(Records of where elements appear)
## START
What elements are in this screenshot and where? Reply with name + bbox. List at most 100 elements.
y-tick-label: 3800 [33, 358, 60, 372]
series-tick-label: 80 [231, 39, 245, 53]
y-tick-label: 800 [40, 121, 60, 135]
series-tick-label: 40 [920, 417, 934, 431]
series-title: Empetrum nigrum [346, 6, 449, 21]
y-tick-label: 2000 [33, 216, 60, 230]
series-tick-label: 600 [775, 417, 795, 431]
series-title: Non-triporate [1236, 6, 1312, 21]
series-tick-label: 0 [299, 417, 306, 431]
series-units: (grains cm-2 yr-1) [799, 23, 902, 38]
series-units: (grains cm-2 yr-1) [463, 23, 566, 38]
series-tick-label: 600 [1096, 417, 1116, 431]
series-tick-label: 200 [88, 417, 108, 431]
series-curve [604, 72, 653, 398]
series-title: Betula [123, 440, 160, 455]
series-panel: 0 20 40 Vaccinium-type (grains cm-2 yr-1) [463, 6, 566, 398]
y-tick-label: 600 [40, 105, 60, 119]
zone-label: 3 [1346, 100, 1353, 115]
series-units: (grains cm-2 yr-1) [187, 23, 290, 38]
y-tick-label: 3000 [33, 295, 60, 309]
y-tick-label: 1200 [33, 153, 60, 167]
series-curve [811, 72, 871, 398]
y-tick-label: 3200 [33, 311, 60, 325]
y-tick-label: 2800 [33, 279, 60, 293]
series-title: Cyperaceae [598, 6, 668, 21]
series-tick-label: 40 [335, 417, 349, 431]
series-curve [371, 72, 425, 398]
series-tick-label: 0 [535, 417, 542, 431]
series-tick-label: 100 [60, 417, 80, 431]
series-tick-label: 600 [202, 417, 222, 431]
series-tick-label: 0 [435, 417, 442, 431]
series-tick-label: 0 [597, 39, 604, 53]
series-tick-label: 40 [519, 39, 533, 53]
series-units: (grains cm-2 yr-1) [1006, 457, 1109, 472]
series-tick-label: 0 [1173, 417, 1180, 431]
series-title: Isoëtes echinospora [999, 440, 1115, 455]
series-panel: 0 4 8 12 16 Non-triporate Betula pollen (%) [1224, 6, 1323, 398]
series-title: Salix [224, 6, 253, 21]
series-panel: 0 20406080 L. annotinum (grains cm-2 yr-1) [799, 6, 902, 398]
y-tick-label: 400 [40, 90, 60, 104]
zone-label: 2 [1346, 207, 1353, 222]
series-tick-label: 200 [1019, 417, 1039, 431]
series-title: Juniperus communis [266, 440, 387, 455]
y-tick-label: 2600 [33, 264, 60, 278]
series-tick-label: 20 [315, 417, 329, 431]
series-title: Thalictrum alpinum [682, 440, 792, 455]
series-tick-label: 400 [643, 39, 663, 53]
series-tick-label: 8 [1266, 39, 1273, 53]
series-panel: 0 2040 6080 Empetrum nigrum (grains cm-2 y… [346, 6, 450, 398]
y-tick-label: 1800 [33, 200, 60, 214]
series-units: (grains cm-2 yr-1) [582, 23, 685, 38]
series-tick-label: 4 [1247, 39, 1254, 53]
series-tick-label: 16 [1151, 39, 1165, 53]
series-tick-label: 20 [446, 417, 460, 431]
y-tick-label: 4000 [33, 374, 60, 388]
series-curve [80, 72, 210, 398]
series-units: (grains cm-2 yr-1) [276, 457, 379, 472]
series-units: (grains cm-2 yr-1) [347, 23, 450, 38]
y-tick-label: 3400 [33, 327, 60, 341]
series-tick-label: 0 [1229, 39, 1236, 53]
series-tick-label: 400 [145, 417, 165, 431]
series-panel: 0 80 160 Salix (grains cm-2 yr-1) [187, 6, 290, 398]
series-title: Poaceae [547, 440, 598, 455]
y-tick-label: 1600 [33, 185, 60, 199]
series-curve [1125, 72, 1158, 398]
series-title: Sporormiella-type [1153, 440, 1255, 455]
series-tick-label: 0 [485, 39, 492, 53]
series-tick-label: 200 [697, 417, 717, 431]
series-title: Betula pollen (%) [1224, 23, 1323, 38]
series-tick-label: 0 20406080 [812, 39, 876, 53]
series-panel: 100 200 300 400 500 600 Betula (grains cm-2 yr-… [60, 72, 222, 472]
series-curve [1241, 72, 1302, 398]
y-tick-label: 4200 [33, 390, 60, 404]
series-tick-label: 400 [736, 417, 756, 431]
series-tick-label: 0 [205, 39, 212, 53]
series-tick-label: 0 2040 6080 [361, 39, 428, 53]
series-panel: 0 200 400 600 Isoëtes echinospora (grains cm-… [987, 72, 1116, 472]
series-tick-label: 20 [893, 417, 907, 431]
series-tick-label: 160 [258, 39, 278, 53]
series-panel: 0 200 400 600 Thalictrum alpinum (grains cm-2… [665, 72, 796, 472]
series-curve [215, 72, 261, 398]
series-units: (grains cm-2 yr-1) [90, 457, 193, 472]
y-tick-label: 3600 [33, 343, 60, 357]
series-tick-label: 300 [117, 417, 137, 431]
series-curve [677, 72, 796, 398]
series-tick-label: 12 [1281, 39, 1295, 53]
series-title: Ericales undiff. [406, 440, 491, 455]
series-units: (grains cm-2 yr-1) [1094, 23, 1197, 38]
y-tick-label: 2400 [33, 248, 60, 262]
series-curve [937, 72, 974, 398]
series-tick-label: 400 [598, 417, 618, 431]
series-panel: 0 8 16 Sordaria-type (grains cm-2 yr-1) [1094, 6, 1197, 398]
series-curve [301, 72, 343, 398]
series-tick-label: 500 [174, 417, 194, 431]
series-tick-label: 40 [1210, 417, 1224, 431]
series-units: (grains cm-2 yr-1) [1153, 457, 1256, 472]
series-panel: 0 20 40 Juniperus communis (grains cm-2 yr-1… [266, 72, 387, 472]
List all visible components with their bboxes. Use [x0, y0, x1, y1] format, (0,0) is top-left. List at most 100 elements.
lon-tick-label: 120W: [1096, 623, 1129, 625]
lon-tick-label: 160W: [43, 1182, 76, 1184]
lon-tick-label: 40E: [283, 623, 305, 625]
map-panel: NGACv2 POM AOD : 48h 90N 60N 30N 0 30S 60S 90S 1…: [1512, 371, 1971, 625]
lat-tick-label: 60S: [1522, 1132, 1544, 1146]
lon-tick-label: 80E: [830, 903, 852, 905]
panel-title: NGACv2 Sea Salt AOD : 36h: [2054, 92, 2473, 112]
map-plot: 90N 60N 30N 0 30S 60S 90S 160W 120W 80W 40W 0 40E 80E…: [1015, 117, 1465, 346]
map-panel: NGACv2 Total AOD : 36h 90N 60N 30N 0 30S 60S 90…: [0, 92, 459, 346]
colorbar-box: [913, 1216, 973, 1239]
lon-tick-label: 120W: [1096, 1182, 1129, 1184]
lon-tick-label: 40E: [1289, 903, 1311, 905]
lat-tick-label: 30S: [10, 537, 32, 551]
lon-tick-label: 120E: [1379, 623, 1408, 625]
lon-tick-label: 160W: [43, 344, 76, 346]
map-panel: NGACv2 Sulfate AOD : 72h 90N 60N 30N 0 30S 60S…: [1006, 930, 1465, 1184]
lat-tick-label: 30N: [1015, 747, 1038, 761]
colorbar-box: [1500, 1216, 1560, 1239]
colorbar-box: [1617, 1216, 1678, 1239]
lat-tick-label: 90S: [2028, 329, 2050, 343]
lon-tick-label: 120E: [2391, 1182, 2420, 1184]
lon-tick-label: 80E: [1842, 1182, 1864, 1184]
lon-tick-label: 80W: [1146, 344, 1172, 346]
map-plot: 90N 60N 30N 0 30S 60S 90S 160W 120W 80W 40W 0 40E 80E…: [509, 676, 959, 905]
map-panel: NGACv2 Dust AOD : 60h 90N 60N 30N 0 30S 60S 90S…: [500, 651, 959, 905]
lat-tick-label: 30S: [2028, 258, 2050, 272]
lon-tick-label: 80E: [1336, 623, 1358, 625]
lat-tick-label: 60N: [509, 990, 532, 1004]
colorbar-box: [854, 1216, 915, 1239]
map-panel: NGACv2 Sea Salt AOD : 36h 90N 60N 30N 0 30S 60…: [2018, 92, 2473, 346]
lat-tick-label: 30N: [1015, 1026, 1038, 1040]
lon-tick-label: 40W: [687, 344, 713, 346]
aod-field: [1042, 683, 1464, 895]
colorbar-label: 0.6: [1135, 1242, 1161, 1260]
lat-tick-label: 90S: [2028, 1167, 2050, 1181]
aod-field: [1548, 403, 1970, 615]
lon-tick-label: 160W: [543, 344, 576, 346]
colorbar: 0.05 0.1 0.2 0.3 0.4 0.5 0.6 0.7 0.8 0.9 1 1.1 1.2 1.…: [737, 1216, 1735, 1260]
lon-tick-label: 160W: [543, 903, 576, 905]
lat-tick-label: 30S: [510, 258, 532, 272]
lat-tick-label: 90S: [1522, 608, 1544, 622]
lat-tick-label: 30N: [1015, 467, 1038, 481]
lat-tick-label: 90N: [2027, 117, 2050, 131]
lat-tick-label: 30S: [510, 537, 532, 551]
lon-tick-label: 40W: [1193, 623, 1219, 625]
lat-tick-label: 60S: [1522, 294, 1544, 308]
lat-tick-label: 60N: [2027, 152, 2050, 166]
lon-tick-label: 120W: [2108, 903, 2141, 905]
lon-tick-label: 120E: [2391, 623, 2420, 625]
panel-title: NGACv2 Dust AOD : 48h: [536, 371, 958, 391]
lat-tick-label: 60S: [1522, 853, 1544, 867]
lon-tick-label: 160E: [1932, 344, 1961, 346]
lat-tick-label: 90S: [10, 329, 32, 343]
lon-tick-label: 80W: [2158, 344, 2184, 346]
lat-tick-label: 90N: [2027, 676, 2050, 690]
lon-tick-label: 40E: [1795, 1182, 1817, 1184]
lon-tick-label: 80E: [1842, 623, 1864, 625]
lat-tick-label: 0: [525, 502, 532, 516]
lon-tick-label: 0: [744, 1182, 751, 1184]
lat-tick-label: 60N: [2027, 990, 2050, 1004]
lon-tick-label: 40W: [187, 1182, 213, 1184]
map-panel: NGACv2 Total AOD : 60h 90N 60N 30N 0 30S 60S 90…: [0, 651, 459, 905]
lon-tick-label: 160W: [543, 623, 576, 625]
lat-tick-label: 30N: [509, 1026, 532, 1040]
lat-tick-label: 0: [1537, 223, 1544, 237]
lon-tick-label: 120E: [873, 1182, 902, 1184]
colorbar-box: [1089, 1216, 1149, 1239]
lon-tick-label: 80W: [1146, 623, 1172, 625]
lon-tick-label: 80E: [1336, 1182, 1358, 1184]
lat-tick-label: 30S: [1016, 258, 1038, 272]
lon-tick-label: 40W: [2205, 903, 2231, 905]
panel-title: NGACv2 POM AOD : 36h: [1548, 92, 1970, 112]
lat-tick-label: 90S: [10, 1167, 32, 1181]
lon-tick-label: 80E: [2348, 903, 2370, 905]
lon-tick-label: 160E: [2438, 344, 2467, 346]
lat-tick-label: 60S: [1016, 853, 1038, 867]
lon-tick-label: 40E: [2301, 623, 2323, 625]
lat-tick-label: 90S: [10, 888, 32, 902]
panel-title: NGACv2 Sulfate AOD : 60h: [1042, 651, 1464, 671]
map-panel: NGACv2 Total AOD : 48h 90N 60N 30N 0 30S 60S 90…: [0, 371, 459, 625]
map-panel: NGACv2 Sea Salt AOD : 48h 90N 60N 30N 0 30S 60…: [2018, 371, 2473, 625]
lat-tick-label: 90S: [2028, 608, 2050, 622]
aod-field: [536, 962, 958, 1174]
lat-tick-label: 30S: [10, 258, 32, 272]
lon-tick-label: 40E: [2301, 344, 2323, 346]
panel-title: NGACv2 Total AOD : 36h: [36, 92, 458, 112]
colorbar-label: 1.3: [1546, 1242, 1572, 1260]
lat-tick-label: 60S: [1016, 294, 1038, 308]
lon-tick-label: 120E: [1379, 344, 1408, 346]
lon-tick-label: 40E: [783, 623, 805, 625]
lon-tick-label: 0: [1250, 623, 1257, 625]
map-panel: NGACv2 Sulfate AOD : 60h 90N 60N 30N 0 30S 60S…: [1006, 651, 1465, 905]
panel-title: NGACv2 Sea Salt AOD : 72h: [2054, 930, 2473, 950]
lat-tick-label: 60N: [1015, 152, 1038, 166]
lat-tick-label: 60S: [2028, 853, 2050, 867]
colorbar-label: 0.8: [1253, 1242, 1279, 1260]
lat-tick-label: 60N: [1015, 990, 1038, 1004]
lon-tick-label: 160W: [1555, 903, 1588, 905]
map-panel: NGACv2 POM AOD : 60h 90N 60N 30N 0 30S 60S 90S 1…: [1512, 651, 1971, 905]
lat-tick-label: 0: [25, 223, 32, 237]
## END
**GOAL OF THE EXERCISE:**
Copy the data word for word, starting at the very beginning and ending with the line that contains "series-curve [604, 72, 653, 398]", including that line.

**RESPONSE TO THE TASK:**
What elements are in this screenshot and where? Reply with name + bbox. List at most 100 elements.
y-tick-label: 3800 [33, 358, 60, 372]
series-tick-label: 80 [231, 39, 245, 53]
y-tick-label: 800 [40, 121, 60, 135]
series-tick-label: 40 [920, 417, 934, 431]
series-title: Empetrum nigrum [346, 6, 449, 21]
y-tick-label: 2000 [33, 216, 60, 230]
series-tick-label: 600 [775, 417, 795, 431]
series-title: Non-triporate [1236, 6, 1312, 21]
series-tick-label: 0 [299, 417, 306, 431]
series-units: (grains cm-2 yr-1) [799, 23, 902, 38]
series-units: (grains cm-2 yr-1) [463, 23, 566, 38]
series-tick-label: 600 [1096, 417, 1116, 431]
series-tick-label: 200 [88, 417, 108, 431]
series-curve [604, 72, 653, 398]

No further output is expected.